> **WHAT THE TASK REQUIRES**:
Reproduce the records from their first line up to and including the line that contains "Text: 44: 44 <box>285 416 298 426</box>".

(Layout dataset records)
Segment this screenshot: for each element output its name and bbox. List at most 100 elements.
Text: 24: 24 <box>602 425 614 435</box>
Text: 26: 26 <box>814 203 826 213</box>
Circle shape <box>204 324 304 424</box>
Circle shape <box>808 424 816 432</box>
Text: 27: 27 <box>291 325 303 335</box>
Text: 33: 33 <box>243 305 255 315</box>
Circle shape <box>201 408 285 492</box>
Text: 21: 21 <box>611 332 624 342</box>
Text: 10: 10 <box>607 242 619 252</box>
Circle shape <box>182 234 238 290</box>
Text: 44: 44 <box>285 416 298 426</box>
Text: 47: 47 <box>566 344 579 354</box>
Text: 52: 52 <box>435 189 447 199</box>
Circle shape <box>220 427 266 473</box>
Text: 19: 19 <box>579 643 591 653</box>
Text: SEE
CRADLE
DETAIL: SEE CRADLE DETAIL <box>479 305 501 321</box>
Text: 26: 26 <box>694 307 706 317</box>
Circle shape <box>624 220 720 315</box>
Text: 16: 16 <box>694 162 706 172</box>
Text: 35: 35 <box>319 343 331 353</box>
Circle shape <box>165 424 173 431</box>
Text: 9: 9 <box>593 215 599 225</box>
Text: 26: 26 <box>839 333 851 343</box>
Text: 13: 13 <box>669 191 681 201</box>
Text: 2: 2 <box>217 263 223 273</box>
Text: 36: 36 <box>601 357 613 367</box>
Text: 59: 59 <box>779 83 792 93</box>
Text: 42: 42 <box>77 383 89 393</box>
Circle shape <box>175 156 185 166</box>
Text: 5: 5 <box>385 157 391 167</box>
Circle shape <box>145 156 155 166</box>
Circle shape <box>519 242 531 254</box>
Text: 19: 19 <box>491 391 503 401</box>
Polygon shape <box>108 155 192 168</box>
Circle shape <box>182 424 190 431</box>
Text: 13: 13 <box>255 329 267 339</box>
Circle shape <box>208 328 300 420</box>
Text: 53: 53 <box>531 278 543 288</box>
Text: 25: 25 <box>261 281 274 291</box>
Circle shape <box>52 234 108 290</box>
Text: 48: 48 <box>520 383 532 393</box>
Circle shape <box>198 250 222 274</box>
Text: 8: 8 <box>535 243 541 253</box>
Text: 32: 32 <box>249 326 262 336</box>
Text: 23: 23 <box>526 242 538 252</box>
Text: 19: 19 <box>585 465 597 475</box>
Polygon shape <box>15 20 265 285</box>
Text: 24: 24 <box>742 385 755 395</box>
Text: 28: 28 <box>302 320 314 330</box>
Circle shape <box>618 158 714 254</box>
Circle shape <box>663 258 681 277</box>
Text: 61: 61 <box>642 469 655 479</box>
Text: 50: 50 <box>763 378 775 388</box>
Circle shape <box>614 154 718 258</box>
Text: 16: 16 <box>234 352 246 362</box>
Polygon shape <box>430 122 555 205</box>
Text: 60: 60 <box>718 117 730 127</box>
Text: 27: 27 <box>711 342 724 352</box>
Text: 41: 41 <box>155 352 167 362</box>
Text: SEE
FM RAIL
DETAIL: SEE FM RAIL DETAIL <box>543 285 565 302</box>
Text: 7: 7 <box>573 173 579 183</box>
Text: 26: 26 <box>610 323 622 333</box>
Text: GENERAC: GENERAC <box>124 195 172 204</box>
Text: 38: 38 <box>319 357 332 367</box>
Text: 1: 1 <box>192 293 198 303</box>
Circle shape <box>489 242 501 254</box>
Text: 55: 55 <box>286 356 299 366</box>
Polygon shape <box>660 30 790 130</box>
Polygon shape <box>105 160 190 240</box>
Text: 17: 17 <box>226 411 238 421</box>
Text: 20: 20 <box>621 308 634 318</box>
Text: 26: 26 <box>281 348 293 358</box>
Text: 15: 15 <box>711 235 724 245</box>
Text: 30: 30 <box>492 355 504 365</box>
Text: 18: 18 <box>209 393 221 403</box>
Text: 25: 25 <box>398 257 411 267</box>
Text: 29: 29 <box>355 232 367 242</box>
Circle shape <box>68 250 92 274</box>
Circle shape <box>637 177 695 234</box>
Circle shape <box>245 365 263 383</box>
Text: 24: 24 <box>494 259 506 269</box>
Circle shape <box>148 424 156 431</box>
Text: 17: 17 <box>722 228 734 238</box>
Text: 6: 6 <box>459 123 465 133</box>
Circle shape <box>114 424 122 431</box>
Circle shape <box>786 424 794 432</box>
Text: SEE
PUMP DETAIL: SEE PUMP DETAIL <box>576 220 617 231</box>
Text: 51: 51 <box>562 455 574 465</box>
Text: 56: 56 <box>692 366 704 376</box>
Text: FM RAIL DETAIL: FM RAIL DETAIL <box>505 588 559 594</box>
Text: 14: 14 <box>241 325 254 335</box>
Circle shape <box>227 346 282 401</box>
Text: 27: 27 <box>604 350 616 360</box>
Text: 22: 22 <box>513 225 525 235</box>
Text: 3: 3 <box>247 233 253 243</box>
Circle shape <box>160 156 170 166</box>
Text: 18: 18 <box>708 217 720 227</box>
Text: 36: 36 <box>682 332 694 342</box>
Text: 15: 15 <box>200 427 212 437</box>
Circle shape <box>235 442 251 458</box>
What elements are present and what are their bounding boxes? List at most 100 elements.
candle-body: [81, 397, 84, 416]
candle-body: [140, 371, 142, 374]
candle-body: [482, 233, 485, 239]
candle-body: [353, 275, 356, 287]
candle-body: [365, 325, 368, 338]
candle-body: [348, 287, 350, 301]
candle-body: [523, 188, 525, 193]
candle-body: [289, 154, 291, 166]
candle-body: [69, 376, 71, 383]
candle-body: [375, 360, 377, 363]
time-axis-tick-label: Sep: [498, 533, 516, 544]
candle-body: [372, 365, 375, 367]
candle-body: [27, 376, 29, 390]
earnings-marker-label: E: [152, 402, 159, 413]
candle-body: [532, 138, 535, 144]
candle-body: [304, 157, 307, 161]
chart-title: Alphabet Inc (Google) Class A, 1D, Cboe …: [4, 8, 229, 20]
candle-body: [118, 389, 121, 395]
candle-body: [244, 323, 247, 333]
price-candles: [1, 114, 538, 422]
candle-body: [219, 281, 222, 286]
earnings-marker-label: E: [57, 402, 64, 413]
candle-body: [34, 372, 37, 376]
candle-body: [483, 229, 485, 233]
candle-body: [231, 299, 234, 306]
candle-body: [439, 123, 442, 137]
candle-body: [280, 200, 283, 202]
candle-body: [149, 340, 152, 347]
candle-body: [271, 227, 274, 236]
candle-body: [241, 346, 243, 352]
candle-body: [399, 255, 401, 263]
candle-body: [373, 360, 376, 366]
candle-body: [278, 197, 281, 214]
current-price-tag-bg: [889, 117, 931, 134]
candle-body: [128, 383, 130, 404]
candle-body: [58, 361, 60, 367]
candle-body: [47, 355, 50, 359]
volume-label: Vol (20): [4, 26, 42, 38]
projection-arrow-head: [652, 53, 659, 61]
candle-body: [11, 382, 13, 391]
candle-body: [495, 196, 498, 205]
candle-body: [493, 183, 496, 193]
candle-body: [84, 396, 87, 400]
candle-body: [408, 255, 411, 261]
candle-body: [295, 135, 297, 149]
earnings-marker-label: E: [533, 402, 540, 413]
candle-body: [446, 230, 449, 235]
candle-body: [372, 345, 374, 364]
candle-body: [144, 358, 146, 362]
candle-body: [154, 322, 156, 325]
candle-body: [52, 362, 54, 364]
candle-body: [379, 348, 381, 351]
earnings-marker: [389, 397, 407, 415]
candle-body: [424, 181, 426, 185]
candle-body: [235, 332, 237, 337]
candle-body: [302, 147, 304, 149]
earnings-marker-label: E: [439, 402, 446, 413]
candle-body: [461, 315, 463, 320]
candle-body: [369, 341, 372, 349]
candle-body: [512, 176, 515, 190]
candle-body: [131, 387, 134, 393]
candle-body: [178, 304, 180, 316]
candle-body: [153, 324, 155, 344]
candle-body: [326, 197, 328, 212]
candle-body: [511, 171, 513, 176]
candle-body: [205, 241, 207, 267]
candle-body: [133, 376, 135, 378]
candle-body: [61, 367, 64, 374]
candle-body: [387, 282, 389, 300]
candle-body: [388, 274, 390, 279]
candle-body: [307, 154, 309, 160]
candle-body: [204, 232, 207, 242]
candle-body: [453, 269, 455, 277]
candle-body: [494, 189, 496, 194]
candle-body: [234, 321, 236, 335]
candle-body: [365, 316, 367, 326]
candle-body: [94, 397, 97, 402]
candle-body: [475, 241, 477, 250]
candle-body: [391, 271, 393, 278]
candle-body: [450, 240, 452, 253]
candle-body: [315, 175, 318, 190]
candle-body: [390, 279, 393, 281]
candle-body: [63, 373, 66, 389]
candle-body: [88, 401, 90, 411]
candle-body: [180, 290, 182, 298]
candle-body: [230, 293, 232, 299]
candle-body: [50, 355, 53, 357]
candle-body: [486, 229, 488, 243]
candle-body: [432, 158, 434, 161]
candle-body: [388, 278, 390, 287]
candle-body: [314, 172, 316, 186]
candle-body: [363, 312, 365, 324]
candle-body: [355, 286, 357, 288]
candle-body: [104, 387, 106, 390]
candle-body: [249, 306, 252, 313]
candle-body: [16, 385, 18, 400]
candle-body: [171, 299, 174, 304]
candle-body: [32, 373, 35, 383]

> **EXERCISE OUTPUT**:
Segment this screenshot: for each element output its name and bbox. List at most 100 elements.
Text: 24: 24 <box>602 425 614 435</box>
Text: 26: 26 <box>814 203 826 213</box>
Circle shape <box>204 324 304 424</box>
Circle shape <box>808 424 816 432</box>
Text: 27: 27 <box>291 325 303 335</box>
Text: 33: 33 <box>243 305 255 315</box>
Circle shape <box>201 408 285 492</box>
Text: 21: 21 <box>611 332 624 342</box>
Text: 10: 10 <box>607 242 619 252</box>
Circle shape <box>182 234 238 290</box>
Text: 44: 44 <box>285 416 298 426</box>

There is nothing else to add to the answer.